Passage shown
= Beginning of Section =
The power of their spells compels them.
RELEASE DATE: 09/23/88 – (JP), 09/89 – (US), 1989 – (EU)
Futuristic samurai warriors, ancient Japanese landscapes, resurrected serpent gods, and an extravagant amount of spell casting all can be found in SpellCaster. You play as Kane, a warrior of the mystical arts, and your master Daikak has commissioned you to check on the whereabouts of other mystical warriors. The story gets hazy and nonsensical from the get-go, which might seem like a detriment considering how much the game wants you to care about the plot. Roll with the “shocking” plot twists and babble between non-playable characters, and you’ll find plenty to appreciate here.
“These holes are no match for my vintage Prince costume!”
SpellCaster‘s strength lies in its perusal of different genres. The game starts off as a side-scroller, like Kenseiden or Shinobi. Enemies fly at you in clusters, you shoot them with your blue fiery magic chunks, they explode, and the cycle begins anew. Once you head into a temple or a town, the game turns into an adventure. You’re expected to LOOK at strange items, TAKE swords, use SPELLS to break down barriers, TALK to cybernetic samurais, and MOVE to your next location. There are minor RPG elements, as well. Kane has nine different spells he can use from the beginning of the game, most of which are useful for one scenario or another. For example, Makiri allows you to fly for about thirty seconds. Given SpellCaster‘s abundant one-hit death pits and chasms, Makiri is a spell you’ll often use in the side-scrolling portions. You also have Strength and Energy, as indicated by the numbers at the top of the screen. Strength is your life, Energy is for spells. These can be upgraded a few times by getting items, but you never manually use or equip any item you find; ditto for upgraded armor and weapons.
I… don’t know what to say.
Because SpellCaster never commits to one genre, the game isn’t very deep. Side-scrolling portions are quite easy, particularly when you’re shooting out one-hit kill energy balls and you’re flying over the level with Makiri (which I did – a lot). Because SpellCaster isn’t a mystery, per say, the adventure portions never require puzzle solving or in-depth sleuthing. Usually, the screen will show one person or one item and you’ll have to TALK/LOOK at said person or item to progress the story, but that’s all. That’s not to say SpellCaster doesn’t take spooky turns into Difficultville. Wait until you’re trying to cross the ocean around the game’s halfway mark. Not only do you not have a map, but most of the ocean screens look exactly the same so it’s easy to get lost.
= End of Section =
Task requirements
(1) Please answer these from the SpellCaster review:
(a) What is the name of the character you play?
(b) What does the spell Makiri allow you to do?
(c) What is Energy used for?
(2) Resume the SpellCaster review from its last sentence.
Nothing in the lines after this point is needed.

Raw data
= Beginning of Section =
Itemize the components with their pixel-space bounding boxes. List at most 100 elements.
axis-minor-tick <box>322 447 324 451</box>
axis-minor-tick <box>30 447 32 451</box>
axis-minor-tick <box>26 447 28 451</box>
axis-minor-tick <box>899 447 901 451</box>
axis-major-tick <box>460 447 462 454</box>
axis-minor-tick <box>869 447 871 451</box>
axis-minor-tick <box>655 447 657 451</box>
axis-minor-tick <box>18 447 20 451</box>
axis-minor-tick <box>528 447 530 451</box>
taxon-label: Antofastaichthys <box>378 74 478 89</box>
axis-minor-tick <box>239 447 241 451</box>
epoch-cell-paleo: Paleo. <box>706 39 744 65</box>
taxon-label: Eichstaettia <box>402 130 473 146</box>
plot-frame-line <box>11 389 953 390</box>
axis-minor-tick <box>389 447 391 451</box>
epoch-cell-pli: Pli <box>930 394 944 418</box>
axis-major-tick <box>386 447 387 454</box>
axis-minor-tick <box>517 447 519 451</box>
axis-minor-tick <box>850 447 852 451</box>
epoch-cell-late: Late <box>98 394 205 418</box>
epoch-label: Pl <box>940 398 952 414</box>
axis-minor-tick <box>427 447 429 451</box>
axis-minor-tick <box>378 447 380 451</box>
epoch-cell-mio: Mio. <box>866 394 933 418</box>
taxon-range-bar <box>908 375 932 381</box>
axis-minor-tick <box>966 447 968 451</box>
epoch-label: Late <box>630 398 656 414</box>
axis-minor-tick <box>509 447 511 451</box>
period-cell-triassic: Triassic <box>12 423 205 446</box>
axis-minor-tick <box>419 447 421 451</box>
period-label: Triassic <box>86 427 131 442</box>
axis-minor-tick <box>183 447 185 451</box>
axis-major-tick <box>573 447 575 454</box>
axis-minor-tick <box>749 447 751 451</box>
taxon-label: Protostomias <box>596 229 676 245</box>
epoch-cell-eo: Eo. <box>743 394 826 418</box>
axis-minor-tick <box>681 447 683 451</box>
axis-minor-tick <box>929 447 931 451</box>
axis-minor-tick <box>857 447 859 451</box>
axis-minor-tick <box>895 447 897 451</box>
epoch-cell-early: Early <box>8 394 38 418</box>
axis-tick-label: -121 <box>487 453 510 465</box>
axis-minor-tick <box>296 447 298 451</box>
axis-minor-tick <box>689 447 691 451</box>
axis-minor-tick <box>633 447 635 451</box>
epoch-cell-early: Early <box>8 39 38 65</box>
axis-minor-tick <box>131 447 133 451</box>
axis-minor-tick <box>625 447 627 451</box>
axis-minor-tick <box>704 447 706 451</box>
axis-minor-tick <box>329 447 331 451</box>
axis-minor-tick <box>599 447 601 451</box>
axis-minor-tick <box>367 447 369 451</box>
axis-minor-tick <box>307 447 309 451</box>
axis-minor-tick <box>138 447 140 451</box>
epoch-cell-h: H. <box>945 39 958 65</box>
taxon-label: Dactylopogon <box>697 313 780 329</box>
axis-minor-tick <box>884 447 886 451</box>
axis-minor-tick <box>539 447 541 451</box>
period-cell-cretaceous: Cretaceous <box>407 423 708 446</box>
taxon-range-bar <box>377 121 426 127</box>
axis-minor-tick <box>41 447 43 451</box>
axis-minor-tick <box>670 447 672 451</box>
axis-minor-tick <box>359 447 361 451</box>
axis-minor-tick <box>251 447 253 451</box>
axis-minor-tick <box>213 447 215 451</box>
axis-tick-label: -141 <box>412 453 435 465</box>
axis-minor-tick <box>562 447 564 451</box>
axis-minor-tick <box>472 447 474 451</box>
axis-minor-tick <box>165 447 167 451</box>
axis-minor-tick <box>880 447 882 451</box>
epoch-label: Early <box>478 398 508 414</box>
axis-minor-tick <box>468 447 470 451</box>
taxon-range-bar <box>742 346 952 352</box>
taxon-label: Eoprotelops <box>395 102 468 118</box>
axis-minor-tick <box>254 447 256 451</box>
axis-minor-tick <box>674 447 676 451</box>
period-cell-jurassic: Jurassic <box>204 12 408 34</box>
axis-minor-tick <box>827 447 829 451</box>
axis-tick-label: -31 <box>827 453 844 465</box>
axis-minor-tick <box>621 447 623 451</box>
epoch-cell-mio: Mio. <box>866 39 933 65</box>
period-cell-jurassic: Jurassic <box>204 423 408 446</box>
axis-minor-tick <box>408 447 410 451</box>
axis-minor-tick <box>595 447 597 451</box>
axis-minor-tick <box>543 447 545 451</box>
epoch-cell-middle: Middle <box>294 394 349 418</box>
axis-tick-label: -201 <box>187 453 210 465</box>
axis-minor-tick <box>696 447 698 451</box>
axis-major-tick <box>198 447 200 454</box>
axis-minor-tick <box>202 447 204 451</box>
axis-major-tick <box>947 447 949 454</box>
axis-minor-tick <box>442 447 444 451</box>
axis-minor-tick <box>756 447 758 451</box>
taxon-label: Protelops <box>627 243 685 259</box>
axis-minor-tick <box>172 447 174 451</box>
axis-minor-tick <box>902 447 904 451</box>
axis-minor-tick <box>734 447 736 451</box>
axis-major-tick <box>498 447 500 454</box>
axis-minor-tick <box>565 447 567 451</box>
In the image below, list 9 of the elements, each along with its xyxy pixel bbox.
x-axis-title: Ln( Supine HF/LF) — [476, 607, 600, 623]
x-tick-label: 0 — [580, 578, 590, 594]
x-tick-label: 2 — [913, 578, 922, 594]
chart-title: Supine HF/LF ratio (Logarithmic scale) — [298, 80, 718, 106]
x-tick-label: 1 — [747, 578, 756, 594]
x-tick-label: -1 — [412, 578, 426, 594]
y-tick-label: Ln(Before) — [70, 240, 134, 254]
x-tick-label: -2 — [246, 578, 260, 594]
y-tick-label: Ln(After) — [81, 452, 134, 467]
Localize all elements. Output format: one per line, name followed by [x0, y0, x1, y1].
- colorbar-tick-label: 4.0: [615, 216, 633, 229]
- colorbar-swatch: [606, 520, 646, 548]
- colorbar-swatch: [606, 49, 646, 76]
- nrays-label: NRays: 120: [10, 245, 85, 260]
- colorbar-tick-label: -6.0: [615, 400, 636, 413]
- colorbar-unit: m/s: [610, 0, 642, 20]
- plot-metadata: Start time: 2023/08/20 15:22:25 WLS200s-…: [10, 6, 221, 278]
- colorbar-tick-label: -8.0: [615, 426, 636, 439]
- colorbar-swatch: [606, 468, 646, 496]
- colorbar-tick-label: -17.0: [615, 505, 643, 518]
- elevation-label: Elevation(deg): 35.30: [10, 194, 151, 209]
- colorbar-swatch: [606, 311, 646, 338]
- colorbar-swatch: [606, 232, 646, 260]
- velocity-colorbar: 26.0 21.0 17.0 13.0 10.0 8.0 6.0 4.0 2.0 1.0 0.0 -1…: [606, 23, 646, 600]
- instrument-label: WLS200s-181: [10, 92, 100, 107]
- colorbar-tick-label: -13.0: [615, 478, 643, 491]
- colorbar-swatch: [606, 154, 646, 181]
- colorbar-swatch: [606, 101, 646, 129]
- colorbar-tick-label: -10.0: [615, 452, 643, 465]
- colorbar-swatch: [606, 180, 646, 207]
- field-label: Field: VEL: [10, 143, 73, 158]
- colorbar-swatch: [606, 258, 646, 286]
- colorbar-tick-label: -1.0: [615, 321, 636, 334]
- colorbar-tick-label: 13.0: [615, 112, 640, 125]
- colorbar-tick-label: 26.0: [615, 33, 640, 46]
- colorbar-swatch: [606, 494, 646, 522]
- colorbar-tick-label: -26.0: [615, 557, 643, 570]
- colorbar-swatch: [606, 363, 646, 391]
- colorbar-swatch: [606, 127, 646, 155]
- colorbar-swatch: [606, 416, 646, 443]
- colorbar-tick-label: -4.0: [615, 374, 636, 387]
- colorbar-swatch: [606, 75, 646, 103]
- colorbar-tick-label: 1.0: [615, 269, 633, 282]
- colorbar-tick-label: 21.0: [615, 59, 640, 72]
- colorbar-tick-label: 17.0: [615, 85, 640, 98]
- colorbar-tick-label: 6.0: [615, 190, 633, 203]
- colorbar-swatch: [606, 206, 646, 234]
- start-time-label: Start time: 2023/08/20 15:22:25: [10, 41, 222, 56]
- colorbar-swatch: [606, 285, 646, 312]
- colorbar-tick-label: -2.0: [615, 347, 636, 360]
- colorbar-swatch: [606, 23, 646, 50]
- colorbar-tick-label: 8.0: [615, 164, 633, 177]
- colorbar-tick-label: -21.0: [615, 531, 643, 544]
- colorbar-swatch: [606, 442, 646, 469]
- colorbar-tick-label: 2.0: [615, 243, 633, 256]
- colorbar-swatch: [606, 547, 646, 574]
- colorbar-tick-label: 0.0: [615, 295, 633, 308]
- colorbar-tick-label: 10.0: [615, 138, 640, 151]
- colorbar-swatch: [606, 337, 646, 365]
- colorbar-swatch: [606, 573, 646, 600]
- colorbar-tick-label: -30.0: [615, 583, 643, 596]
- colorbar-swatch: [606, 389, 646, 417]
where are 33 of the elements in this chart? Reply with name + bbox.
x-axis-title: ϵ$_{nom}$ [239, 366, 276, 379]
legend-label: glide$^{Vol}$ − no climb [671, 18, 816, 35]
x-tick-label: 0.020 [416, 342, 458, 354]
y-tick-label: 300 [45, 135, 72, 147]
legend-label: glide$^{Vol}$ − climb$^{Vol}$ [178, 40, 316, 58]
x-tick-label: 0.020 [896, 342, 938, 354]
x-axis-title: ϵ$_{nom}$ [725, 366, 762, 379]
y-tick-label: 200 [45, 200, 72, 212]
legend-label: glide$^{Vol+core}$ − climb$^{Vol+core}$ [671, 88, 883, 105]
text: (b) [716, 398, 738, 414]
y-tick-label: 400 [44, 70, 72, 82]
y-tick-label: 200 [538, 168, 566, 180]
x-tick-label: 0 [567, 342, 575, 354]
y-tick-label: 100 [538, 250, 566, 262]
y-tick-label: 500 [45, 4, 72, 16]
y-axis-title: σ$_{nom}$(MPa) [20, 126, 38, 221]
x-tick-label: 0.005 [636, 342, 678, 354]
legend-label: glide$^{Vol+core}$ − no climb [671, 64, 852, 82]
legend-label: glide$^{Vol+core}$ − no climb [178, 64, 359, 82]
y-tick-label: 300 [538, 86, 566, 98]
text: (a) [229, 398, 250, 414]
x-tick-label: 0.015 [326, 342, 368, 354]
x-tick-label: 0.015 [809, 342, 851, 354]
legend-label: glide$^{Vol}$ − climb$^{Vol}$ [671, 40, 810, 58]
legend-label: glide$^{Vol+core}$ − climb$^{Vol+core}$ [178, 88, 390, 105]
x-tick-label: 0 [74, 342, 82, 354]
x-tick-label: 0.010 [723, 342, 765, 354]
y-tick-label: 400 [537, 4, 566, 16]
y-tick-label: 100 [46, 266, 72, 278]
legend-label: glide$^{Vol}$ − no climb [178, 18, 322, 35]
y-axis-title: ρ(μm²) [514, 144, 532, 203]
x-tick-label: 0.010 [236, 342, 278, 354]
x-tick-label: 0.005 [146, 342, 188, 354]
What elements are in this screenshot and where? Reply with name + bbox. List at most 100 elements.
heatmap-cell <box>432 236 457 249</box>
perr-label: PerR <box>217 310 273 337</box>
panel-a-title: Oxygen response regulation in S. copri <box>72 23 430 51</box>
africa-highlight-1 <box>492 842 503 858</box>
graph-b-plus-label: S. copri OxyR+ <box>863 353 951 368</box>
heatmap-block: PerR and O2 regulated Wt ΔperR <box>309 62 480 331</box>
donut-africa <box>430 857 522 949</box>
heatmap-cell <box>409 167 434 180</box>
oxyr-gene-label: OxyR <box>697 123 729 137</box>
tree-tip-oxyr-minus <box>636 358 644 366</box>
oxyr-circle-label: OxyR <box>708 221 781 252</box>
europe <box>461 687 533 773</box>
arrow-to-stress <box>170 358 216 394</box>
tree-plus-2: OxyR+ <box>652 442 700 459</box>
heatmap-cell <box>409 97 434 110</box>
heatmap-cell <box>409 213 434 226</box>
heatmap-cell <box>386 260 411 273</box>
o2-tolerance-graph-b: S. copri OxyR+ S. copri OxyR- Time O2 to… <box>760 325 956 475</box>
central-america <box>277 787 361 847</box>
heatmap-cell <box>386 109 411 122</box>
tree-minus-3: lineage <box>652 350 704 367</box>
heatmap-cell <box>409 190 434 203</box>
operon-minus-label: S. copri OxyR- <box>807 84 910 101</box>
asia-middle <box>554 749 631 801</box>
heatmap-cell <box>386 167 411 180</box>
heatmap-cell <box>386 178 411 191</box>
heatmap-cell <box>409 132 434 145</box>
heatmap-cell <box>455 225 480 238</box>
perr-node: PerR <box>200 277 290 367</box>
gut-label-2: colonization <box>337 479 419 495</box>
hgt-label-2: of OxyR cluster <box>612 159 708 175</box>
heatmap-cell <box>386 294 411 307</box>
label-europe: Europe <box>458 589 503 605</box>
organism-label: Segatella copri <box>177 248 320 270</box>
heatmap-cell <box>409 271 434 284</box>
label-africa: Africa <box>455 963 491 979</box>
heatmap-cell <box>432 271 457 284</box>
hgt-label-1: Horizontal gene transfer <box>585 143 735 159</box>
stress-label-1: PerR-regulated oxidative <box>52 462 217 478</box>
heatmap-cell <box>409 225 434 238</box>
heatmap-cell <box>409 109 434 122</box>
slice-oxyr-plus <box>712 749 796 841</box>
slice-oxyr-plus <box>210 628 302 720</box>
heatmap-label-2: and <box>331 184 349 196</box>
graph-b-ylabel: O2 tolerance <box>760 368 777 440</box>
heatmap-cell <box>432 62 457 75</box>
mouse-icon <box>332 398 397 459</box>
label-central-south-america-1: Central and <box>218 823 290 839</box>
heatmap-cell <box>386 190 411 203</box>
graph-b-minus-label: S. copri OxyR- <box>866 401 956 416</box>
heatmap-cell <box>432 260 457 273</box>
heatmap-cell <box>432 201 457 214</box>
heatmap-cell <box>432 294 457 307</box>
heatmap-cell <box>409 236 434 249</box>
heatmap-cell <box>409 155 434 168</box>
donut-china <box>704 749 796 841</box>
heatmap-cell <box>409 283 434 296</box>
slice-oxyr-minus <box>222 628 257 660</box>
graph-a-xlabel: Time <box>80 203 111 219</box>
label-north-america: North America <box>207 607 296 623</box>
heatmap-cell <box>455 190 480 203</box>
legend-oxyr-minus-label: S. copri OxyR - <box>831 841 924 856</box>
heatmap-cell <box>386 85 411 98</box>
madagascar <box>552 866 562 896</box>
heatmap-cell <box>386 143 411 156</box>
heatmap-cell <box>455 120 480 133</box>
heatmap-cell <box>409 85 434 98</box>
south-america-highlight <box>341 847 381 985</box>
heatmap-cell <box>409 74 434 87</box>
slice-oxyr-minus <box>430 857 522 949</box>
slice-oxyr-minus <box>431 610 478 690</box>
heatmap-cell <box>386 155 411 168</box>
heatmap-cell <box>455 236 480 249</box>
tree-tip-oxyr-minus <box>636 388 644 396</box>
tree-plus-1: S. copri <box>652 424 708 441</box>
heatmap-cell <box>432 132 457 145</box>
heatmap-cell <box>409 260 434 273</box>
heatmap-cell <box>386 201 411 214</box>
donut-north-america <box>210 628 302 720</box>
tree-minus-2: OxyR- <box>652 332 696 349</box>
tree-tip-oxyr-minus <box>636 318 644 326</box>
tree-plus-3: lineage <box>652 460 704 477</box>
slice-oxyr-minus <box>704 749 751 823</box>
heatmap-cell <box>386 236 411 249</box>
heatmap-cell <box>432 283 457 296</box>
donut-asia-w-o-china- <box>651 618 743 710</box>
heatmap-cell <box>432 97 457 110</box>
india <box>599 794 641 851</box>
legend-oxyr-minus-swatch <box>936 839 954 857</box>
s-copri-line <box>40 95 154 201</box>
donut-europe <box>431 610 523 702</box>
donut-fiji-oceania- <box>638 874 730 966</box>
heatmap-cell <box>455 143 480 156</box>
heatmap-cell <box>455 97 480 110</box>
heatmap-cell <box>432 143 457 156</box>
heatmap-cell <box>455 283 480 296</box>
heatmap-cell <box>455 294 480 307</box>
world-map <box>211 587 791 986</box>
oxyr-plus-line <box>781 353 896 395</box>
= End of Section =
Answer section
(1)
(a) Kane
(b) Fly for about thirty seconds
(c) Spells

(2)
…by a freaky mechano-pillar.
SpellCaster wasn’t born from some crazy Sega employee’s head. The game is actually based on the manga “Kujaku O” or “Peacock King.” In the manga, “Kane” is Kujaku, a Buddhist monk who hunts and exorcises demons. According to the Wikipedia page, he is the reincarnation of Mahamayuri, one of the Buddhist Wisdom Kings; Lucifer a.k.a. Satan from Christianity; and Melek Taus, or “Peacock Angel” in the Yadzi religion. Kujaku also likes porn and seafood because, lest we forget, he’s a main character in a manga. Needless to say, none of these controversial aspects of the manga made their way into SpellCaster‘s story. I don’t blame Sega in the slightest. Playing as a Buddhist monk who is 1/3 the reincarnation of Satan would be a little tough to stomach for American audiences, even today.
Kraftwerk was right! Not even the past is immune to computer love!
I’ve reviewed a ton of games over the years, most of them 8-bit. Due to their simplistic natures, my opinions of them usually fall between one of two options: a) this game is an atrocious waste of time or b) hey, that was great, how about I play some more. Then there’s SpellCaster, which is… enjoyable enough? The side-scrolling was tight, if not a bit short. The adventure/story was cheesy and filled with spelling errors. The light RPG elements were nice, even if I had no control over them. And yet, despite the game’s window dressing, SpellCaster as a whole is shallow. The game exists not to immerse you in itself, but to tell its weird pointless story. Just when you’re starting to enjoy a portion, it’s over and you’re on to the next plot point. Then again, take any one genre out – side-scrolling action, adventure, or RPG – and who knows whether SpellCaster would hold mine or anyone else’s interest. I’m conflicted, you see. Which is why I recommend every Master System fan play SpellCaster, if only because I’m unsure of its appeal.